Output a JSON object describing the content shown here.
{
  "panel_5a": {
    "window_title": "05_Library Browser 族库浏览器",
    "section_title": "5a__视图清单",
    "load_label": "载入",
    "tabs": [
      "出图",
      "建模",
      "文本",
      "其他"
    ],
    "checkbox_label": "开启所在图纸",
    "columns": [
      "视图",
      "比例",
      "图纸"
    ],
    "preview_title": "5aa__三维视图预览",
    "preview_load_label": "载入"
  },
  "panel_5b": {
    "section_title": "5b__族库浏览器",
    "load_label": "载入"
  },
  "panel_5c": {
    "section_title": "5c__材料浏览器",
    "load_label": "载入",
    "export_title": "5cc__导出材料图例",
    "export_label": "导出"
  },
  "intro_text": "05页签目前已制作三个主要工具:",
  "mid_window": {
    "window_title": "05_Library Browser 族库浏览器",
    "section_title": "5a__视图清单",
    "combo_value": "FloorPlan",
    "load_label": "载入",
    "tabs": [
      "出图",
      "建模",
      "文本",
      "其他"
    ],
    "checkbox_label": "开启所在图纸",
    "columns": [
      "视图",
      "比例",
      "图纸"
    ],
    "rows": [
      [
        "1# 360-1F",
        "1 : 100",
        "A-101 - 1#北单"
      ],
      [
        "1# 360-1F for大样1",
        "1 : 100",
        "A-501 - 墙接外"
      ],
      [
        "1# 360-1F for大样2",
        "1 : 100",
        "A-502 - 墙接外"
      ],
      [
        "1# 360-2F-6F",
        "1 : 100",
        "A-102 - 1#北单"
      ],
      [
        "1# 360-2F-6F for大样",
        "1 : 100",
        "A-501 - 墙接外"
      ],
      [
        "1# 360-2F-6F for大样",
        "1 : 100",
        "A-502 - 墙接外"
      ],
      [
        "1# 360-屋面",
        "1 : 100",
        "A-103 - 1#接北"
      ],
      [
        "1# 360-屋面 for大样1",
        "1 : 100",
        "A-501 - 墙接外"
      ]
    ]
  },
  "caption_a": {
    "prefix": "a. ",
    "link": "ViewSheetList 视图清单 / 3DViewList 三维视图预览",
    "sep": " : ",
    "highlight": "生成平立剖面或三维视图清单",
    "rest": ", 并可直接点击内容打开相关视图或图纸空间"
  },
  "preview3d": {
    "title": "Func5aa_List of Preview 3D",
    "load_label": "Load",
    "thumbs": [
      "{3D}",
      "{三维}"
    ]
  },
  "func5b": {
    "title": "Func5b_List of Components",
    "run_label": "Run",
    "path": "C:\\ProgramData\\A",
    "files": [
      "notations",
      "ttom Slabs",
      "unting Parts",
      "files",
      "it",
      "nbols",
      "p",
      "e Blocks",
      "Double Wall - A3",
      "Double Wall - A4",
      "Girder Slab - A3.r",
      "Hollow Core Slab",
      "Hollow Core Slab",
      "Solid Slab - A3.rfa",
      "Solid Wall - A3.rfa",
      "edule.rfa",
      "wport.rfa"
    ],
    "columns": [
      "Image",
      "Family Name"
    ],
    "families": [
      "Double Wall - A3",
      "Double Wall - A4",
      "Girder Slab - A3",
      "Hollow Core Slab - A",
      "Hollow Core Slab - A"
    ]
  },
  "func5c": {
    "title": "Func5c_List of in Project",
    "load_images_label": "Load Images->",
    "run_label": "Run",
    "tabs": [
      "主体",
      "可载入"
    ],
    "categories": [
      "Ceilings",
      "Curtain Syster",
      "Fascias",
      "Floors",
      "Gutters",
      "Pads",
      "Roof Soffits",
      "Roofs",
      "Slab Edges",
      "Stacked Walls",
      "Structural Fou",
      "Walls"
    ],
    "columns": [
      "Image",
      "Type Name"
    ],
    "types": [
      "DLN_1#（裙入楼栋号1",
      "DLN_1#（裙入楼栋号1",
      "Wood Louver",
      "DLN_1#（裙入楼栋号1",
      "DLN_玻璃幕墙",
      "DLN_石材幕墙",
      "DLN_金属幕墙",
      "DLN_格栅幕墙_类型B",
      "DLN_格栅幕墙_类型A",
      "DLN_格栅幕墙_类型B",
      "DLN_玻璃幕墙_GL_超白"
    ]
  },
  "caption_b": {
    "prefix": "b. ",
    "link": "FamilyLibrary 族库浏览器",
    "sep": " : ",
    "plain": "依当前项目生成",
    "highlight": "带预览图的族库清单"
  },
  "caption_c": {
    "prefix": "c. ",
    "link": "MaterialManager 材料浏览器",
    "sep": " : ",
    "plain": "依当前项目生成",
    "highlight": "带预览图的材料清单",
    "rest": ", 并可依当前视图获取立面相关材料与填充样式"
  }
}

══════

**PROMPT:** Repeat the records above exactly, from the first line to the last.

**FINISHED TASK:**
Output a JSON object describing the content shown here.
{
  "panel_5a": {
    "window_title": "05_Library Browser 族库浏览器",
    "section_title": "5a__视图清单",
    "load_label": "载入",
    "tabs": [
      "出图",
      "建模",
      "文本",
      "其他"
    ],
    "checkbox_label": "开启所在图纸",
    "columns": [
      "视图",
      "比例",
      "图纸"
    ],
    "preview_title": "5aa__三维视图预览",
    "preview_load_label": "载入"
  },
  "panel_5b": {
    "section_title": "5b__族库浏览器",
    "load_label": "载入"
  },
  "panel_5c": {
    "section_title": "5c__材料浏览器",
    "load_label": "载入",
    "export_title": "5cc__导出材料图例",
    "export_label": "导出"
  },
  "intro_text": "05页签目前已制作三个主要工具:",
  "mid_window": {
    "window_title": "05_Library Browser 族库浏览器",
    "section_title": "5a__视图清单",
    "combo_value": "FloorPlan",
    "load_label": "载入",
    "tabs": [
      "出图",
      "建模",
      "文本",
      "其他"
    ],
    "checkbox_label": "开启所在图纸",
    "columns": [
      "视图",
      "比例",
      "图纸"
    ],
    "rows": [
      [
        "1# 360-1F",
        "1 : 100",
        "A-101 - 1#北单"
      ],
      [
        "1# 360-1F for大样1",
        "1 : 100",
        "A-501 - 墙接外"
      ],
      [
        "1# 360-1F for大样2",
        "1 : 100",
        "A-502 - 墙接外"
      ],
      [
        "1# 360-2F-6F",
        "1 : 100",
        "A-102 - 1#北单"
      ],
      [
        "1# 360-2F-6F for大样",
        "1 : 100",
        "A-501 - 墙接外"
      ],
      [
        "1# 360-2F-6F for大样",
        "1 : 100",
        "A-502 - 墙接外"
      ],
      [
        "1# 360-屋面",
        "1 : 100",
        "A-103 - 1#接北"
      ],
      [
        "1# 360-屋面 for大样1",
        "1 : 100",
        "A-501 - 墙接外"
      ]
    ]
  },
  "caption_a": {
    "prefix": "a. ",
    "link": "ViewSheetList 视图清单 / 3DViewList 三维视图预览",
    "sep": " : ",
    "highlight": "生成平立剖面或三维视图清单",
    "rest": ", 并可直接点击内容打开相关视图或图纸空间"
  },
  "preview3d": {
    "title": "Func5aa_List of Preview 3D",
    "load_label": "Load",
    "thumbs": [
      "{3D}",
      "{三维}"
    ]
  },
  "func5b": {
    "title": "Func5b_List of Components",
    "run_label": "Run",
    "path": "C:\\ProgramData\\A",
    "files": [
      "notations",
      "ttom Slabs",
      "unting Parts",
      "files",
      "it",
      "nbols",
      "p",
      "e Blocks",
      "Double Wall - A3",
      "Double Wall - A4",
      "Girder Slab - A3.r",
      "Hollow Core Slab",
      "Hollow Core Slab",
      "Solid Slab - A3.rfa",
      "Solid Wall - A3.rfa",
      "edule.rfa",
      "wport.rfa"
    ],
    "columns": [
      "Image",
      "Family Name"
    ],
    "families": [
      "Double Wall - A3",
      "Double Wall - A4",
      "Girder Slab - A3",
      "Hollow Core Slab - A",
      "Hollow Core Slab - A"
    ]
  },
  "func5c": {
    "title": "Func5c_List of in Project",
    "load_images_label": "Load Images->",
    "run_label": "Run",
    "tabs": [
      "主体",
      "可载入"
    ],
    "categories": [
      "Ceilings",
      "Curtain Syster",
      "Fascias",
      "Floors",
      "Gutters",
      "Pads",
      "Roof Soffits",
      "Roofs",
      "Slab Edges",
      "Stacked Walls",
      "Structural Fou",
      "Walls"
    ],
    "columns": [
      "Image",
      "Type Name"
    ],
    "types": [
      "DLN_1#（裙入楼栋号1",
      "DLN_1#（裙入楼栋号1",
      "Wood Louver",
      "DLN_1#（裙入楼栋号1",
      "DLN_玻璃幕墙",
      "DLN_石材幕墙",
      "DLN_金属幕墙",
      "DLN_格栅幕墙_类型B",
      "DLN_格栅幕墙_类型A",
      "DLN_格栅幕墙_类型B",
      "DLN_玻璃幕墙_GL_超白"
    ]
  },
  "caption_b": {
    "prefix": "b. ",
    "link": "FamilyLibrary 族库浏览器",
    "sep": " : ",
    "plain": "依当前项目生成",
    "highlight": "带预览图的族库清单"
  },
  "caption_c": {
    "prefix": "c. ",
    "link": "MaterialManager 材料浏览器",
    "sep": " : ",
    "plain": "依当前项目生成",
    "highlight": "带预览图的材料清单",
    "rest": ", 并可依当前视图获取立面相关材料与填充样式"
  }
}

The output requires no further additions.